- **EXERCISE 1**
In the screening-device passage, what is the Spanish translation of the sentence "The camera 14 is a miniature high resolution color or grayscale camera."?
- **EXERCISE 2**
Can you condense the screening-device passage into a bulleted list of its main facts, covering the part from "As shown in FIG. 1" through the sentence ending "discussed in more detail below."?

- **PASSAGE PROVIDED**
As shown in FIG. 1, in accordance with an embodiment of the
invention, a screener 8 may wear a specialized data collection and
display device 10 that includes an earphone 12, a camera 14, a
micro display 16, and a microphone 18. The camera 14 is a miniature
high resolution color or grayscale camera. The micro display 16 is
a miniature high resolution color/grayscale display that is
viewable only by the screener, such as those sold by MicroOpical
Corporation of Westwood, Mass. The display may project an image
into space in front of the screener's face (again viewable only by
the screener). As also shown in FIG. 2, the device 10 is connected
via a cable 20 to a small computer 22, which in turn communicates
via an antenna 24 and a high speed wireless connection to a central
analysis facility. The computer 22 may be worn by a screener on a
waist belt out of view of the person being screened 26. In further
embodiments, the devices 10 may be made even smaller, with each
communication device fitting on a single pair of eyeglasses so as
to fully minimize the impact on the subject 26 and permit natural
interaction between the screener 8 and subject 26. Each device 10
is personalized at the time of use to a particular authorized
screener. All communications with the central analysis facility are
encrypted. The device application software includes two way voice,
text (from the central facility) and two way video and still image
capture/display, as well as local biometric data, compression,
control and communication capabilities. The device 10 is completely
driven by the voice of the screener for all real-time functions via
keyword spotting that is tied to the main screening script as
discussed in more detail below. The miniature display 16 may
provide a significant amount of information in the form of a screen
display 30 as shown in FIG. 3, including a photograph 32 of the
subject 26, a photograph of the subject's identification card (ID)

- **MATERIAL**
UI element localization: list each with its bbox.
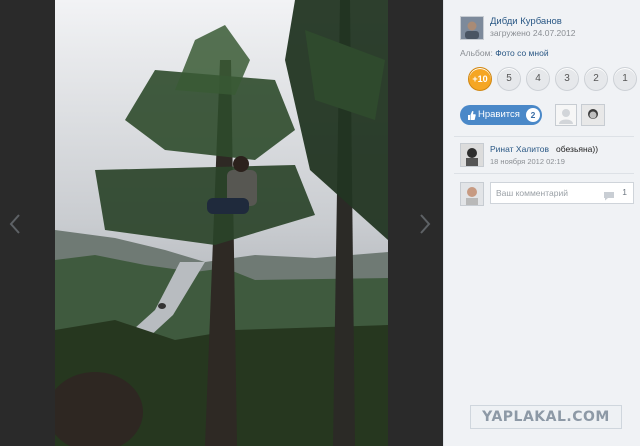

- **EXERCISE OUTPUT 1**
La cámara 14 es una cámara en miniatura de alta resolución, en color o en escala de grises.

- **EXERCISE OUTPUT 2**
- A screener may wear a data collection and display device 10 with an earphone 12, a camera 14, a micro display 16, and a microphone 18.
- Camera 14 is a miniature high-resolution color or grayscale camera.
- Micro display 16 is a miniature high-resolution color/grayscale display that only the screener can see, such as those sold by MicroOpical Corporation of Westwood, Mass. It may project an image into the space in front of the screener's face.
- A cable 20 links device 10 to a small computer 22. The computer reaches a central analysis facility through an antenna 24 and a high-speed wireless connection.
- Computer 22 may be worn on a waist belt, out of view of the person being screened.
- In further embodiments, each device may fit on a single pair of eyeglasses to minimize impact on the subject and permit natural interaction.
- At the time of use, each device is personalized to a particular authorized screener.
- All communications with the central analysis facility are encrypted.
- The software supports:
  - two-way voice
  - text from the central facility
  - two-way video
  - still image capture and display
  - local biometric data, compression, control, and communication
- The screener's voice drives all real-time functions through keyword spotting tied to the main screening script.